WORK REQUIRED
Each line containing the word "Pielgrzyma" needs to be copied.

Dataset items
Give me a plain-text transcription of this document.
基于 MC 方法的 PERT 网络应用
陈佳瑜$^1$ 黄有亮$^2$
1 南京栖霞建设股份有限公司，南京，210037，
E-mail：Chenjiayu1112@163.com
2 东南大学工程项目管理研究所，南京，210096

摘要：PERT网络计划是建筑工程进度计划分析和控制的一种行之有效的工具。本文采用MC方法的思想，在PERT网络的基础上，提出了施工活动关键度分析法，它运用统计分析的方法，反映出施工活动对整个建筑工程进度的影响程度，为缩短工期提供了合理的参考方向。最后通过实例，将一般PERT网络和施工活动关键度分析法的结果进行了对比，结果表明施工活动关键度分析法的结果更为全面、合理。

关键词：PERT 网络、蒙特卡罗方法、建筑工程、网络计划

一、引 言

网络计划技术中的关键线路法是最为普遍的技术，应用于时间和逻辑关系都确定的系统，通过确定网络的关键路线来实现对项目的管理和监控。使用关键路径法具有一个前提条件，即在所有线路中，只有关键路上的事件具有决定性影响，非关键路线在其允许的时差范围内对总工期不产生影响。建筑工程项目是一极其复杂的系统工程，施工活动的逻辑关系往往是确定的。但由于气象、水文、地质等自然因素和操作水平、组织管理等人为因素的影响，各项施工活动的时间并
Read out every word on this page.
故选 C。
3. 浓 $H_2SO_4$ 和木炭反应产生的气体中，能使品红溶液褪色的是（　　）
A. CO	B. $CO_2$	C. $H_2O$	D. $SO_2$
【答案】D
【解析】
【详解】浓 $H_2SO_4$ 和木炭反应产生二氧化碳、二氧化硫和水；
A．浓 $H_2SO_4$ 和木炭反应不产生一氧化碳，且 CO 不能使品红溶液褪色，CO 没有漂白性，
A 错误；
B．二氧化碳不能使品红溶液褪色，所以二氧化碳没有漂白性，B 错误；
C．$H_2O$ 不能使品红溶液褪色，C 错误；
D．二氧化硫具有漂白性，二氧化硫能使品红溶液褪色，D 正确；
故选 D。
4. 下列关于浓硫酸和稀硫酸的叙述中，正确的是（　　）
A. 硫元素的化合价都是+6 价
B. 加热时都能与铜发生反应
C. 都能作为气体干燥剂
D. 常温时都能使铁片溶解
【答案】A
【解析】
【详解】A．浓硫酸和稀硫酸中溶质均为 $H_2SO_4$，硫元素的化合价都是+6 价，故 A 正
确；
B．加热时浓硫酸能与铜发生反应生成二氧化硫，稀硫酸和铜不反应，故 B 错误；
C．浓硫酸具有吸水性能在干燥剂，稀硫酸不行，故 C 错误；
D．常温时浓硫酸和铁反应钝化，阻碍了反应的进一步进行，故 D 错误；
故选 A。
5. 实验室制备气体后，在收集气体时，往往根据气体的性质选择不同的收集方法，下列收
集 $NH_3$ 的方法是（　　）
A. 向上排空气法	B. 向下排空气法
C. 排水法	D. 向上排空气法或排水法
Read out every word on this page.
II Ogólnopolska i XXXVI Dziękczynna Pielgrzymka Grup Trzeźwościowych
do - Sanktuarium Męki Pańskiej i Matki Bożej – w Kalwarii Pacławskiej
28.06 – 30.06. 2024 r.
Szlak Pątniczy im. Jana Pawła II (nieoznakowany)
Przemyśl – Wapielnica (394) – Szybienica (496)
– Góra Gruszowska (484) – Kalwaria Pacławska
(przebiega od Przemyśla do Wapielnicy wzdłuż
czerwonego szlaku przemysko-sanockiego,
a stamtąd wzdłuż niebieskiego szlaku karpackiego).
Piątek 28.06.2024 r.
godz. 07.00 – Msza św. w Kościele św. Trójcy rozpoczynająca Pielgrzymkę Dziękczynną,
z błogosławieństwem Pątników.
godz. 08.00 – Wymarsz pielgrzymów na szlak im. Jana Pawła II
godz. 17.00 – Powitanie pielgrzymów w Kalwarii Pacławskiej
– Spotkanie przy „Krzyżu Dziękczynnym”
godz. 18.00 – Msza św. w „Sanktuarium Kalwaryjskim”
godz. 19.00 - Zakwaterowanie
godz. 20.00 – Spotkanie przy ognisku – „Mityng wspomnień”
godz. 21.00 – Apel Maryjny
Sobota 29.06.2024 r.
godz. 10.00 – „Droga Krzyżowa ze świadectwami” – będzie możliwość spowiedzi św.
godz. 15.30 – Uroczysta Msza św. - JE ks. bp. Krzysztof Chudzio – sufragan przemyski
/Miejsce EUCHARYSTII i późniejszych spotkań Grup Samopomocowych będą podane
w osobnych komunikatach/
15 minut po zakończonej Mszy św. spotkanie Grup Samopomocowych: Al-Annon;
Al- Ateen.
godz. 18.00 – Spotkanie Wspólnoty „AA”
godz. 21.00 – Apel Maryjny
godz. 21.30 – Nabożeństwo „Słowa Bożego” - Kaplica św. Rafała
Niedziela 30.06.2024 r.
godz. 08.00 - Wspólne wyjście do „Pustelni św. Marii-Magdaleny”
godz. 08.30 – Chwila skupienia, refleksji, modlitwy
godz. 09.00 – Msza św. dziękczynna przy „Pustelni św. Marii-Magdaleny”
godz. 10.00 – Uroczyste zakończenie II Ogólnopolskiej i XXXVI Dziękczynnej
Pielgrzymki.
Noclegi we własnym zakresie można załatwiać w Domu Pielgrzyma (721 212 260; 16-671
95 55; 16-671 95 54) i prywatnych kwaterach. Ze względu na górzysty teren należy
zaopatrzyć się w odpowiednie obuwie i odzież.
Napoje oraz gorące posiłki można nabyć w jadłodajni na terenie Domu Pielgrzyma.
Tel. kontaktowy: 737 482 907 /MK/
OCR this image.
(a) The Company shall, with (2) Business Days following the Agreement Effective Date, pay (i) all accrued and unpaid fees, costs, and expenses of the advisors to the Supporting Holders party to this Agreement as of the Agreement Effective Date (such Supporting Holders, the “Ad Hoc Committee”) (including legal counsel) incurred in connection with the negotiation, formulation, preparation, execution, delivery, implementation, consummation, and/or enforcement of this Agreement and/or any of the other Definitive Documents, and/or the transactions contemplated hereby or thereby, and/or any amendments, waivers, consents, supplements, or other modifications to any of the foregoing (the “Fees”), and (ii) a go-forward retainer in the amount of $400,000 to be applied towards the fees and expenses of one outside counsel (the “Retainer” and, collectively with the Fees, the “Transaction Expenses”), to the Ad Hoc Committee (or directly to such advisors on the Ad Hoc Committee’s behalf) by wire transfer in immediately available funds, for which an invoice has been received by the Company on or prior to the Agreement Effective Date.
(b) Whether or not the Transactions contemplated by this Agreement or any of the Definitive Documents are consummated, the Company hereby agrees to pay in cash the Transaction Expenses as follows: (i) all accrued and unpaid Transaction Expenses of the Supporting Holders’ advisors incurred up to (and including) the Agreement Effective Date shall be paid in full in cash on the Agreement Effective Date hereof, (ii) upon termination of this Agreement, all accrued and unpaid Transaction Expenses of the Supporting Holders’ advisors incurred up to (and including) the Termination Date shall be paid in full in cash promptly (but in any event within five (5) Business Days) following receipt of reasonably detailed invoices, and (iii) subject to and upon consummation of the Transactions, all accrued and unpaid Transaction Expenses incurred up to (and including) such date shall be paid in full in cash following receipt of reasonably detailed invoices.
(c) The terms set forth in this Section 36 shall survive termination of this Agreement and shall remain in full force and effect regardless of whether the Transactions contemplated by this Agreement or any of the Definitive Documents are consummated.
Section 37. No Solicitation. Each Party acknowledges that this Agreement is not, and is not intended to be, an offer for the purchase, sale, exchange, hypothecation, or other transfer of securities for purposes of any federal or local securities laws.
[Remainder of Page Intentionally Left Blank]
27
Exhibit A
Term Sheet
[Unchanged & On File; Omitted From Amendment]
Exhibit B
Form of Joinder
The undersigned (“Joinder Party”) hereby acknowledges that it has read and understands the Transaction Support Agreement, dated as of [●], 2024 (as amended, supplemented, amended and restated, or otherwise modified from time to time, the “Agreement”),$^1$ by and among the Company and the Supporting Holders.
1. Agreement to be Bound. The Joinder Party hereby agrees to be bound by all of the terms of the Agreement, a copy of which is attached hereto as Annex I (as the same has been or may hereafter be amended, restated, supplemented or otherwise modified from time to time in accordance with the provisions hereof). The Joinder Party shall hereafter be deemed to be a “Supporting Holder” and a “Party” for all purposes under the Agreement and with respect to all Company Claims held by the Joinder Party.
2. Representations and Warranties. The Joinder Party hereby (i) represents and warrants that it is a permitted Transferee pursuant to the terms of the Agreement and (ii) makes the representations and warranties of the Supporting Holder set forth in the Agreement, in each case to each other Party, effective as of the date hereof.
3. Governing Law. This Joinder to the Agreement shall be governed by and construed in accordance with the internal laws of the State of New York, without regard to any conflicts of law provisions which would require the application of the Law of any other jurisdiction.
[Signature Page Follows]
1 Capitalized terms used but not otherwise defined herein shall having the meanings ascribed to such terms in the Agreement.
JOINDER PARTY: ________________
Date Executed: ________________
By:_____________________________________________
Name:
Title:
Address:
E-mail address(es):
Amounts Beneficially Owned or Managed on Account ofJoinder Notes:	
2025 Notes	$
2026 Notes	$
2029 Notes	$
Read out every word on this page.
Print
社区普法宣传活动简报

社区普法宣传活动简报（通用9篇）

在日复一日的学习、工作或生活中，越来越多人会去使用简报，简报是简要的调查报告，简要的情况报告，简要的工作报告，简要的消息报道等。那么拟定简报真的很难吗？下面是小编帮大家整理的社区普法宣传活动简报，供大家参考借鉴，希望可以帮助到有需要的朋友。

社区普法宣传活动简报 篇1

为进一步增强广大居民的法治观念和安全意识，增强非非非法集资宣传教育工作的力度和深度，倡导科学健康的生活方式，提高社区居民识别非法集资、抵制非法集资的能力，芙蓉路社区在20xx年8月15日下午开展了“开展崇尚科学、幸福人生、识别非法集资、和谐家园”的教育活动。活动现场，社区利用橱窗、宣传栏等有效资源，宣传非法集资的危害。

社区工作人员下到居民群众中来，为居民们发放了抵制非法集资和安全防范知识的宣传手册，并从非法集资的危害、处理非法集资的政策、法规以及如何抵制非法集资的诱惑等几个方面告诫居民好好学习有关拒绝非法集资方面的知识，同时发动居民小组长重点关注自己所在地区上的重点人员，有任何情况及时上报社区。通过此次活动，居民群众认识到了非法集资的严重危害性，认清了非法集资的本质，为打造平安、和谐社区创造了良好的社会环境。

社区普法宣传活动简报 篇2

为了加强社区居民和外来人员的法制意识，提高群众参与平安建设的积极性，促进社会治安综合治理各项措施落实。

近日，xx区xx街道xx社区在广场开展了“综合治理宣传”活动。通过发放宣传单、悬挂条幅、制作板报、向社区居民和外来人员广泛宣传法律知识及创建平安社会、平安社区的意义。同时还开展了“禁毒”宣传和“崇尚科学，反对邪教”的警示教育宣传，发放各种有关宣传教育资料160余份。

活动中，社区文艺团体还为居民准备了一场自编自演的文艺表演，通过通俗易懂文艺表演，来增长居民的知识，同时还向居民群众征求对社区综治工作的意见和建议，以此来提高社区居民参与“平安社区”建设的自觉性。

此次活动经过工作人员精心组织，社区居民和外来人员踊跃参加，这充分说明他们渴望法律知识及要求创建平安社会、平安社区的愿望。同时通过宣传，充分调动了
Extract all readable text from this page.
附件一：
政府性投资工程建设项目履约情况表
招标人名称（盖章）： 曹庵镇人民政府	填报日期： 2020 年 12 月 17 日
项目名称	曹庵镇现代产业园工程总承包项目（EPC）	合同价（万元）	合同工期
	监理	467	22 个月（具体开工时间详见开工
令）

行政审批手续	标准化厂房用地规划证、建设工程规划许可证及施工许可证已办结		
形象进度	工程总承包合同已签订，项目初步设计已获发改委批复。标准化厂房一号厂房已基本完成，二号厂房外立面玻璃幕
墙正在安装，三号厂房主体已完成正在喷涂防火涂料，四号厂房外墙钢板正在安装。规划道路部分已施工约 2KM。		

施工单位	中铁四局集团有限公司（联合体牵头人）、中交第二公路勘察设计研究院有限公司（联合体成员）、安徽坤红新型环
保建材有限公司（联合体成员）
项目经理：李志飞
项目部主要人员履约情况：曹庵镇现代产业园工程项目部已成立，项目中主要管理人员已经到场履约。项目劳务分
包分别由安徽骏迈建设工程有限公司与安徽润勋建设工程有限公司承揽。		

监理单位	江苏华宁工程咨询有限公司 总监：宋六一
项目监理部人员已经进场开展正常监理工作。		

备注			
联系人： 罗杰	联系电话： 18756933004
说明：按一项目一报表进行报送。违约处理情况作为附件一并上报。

ANSWER FOR THE TASK
Noclegi we własnym zakresie można załatwiać w Domu Pielgrzyma (721 212 260; 16-671
Napoje oraz gorące posiłki można nabyć w jadłodajni na terenie Domu Pielgrzyma.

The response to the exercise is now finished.